(Data records)
[Begin]
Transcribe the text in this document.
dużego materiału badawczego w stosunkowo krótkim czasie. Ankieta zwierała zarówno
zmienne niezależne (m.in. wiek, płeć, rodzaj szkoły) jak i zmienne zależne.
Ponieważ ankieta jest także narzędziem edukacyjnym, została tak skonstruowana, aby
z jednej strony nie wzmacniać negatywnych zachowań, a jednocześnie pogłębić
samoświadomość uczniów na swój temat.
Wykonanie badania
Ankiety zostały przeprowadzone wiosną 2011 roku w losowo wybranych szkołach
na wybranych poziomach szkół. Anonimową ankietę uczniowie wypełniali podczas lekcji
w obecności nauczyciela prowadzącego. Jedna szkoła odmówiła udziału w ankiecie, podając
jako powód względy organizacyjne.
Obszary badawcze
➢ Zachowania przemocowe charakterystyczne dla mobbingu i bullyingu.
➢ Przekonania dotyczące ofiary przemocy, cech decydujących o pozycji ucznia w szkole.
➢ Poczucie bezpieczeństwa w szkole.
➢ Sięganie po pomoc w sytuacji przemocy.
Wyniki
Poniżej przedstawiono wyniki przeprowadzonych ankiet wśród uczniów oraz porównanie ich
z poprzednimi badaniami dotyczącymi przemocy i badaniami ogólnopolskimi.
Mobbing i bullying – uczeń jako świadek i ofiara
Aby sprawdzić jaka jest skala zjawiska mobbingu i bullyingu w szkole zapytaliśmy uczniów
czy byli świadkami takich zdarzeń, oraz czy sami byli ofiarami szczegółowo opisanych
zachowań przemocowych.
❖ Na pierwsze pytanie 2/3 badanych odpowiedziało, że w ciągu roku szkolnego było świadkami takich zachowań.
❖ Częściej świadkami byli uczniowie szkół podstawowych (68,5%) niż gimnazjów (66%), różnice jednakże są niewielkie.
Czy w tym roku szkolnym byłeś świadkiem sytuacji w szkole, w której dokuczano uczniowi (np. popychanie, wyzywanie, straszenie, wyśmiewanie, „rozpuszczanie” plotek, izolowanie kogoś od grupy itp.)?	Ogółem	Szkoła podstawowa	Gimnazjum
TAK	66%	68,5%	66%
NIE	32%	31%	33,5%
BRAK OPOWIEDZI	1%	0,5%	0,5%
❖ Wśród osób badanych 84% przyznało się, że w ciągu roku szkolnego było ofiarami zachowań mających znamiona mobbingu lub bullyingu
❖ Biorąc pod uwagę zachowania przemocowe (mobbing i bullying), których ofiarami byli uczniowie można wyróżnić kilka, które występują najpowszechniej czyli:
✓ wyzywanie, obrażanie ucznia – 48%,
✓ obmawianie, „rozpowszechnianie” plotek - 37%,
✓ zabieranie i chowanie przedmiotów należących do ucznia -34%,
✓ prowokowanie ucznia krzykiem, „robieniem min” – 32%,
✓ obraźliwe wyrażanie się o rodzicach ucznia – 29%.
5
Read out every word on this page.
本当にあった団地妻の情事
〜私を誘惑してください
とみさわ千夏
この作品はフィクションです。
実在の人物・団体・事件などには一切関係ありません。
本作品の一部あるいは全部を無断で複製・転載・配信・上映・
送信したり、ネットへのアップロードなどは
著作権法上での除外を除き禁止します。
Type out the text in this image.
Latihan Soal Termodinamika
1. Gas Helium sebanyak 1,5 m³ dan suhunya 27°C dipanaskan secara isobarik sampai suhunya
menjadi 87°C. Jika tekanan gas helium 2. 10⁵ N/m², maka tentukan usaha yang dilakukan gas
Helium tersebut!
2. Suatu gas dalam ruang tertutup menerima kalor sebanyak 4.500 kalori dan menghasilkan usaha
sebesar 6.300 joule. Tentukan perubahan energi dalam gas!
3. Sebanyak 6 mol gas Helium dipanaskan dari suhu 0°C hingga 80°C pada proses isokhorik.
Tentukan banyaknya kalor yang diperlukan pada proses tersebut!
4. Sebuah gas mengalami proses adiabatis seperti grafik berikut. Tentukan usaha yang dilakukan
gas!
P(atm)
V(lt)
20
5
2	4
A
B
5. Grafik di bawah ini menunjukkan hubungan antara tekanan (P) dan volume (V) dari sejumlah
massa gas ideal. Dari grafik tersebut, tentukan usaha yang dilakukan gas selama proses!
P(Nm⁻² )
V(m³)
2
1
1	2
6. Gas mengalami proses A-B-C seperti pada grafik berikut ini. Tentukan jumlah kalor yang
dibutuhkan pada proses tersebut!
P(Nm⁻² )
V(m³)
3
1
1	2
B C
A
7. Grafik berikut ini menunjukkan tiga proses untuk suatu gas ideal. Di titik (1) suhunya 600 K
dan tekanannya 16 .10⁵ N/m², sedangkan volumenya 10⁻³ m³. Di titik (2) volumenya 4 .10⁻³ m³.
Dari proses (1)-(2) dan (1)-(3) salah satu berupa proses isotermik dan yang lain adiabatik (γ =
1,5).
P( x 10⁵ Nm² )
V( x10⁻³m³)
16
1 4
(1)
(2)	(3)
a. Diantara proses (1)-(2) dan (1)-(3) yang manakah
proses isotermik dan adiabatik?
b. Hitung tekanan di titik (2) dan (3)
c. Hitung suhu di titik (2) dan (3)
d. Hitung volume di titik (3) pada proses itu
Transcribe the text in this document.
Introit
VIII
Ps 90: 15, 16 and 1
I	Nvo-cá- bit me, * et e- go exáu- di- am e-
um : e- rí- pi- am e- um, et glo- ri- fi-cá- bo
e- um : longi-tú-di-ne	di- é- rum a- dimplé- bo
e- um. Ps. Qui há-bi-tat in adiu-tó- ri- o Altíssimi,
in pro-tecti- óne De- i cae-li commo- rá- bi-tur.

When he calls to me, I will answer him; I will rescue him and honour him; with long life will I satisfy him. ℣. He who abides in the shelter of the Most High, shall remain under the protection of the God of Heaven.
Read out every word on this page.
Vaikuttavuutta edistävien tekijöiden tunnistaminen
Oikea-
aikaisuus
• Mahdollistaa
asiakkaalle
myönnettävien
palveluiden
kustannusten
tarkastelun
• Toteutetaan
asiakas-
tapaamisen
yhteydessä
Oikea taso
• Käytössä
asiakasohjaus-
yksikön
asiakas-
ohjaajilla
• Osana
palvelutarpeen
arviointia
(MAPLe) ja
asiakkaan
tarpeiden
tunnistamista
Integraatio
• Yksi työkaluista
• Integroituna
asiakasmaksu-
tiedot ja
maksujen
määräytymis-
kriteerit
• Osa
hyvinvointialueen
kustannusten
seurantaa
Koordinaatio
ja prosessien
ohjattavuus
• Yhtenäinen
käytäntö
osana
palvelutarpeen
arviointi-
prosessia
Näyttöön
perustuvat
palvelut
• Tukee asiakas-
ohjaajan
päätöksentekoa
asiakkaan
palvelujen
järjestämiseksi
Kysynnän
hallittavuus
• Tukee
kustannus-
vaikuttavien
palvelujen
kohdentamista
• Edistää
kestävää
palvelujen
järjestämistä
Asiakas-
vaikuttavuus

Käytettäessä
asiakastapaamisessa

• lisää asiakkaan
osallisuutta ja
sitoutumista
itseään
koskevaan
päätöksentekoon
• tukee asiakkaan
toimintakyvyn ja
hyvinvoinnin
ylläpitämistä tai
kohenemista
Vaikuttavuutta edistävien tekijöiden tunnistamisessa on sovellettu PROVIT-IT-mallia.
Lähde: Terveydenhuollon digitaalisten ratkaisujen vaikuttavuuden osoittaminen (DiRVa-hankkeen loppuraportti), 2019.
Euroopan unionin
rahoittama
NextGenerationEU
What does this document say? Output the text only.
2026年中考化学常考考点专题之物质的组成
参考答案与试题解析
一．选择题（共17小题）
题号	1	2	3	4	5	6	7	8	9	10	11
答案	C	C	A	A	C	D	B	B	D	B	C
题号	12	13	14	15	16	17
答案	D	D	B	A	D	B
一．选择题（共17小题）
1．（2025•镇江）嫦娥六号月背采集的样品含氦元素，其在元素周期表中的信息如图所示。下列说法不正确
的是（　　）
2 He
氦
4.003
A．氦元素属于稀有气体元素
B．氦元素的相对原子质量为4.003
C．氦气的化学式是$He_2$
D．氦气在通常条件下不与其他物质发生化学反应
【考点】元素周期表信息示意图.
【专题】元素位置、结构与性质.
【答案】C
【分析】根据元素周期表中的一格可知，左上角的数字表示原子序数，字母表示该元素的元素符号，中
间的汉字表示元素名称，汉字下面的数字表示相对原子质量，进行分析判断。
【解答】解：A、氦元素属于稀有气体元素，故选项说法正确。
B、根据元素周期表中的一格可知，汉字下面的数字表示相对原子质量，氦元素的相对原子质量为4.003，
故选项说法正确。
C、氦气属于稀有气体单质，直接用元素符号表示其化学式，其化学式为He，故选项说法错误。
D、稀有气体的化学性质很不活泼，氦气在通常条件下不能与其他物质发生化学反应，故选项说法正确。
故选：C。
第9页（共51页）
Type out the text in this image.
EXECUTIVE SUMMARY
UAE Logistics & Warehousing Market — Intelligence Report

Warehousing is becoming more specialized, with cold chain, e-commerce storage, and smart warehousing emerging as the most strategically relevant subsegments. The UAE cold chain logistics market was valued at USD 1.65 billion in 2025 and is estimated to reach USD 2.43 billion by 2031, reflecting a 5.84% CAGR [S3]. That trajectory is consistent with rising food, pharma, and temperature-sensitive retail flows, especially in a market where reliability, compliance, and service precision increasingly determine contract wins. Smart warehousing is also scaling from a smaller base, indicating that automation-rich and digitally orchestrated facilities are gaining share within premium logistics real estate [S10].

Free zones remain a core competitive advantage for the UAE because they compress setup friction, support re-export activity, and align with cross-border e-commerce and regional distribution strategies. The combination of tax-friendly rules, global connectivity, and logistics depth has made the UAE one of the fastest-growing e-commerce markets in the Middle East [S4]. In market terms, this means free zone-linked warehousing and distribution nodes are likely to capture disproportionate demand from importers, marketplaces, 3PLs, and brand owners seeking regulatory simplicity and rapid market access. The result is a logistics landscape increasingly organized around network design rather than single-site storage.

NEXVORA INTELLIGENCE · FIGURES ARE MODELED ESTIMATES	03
[End]
The request:
Look through the entries above and list every line containing "byli".

Response to this exercise:
czy byli świadkami takich zdarzeń, oraz czy sami byli ofiarami szczegółowo opisanych
❖ Częściej świadkami byli uczniowie szkół podstawowych (68,5%) niż gimnazjów (66%), różnice jednakże są niewielkie.
❖ Biorąc pod uwagę zachowania przemocowe (mobbing i bullying), których ofiarami byli uczniowie można wyróżnić kilka, które występują najpowszechniej czyli:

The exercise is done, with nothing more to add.